* _Required work_: Report the count of lines holding "JSON" in the records, with no other words.
=== Supplied material ===
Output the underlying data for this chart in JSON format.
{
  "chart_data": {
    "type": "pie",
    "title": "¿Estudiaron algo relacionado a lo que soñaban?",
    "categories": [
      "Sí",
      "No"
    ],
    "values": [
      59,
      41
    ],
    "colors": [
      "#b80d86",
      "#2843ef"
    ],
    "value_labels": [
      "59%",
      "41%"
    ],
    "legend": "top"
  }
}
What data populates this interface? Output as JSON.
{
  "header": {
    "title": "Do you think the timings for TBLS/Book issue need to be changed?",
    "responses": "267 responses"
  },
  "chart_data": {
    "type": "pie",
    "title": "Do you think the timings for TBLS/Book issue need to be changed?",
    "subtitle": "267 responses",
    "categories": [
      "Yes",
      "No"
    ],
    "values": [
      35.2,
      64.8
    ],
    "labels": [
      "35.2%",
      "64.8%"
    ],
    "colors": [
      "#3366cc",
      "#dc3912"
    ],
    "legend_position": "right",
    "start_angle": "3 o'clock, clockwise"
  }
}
===
* _Response to the task_: 2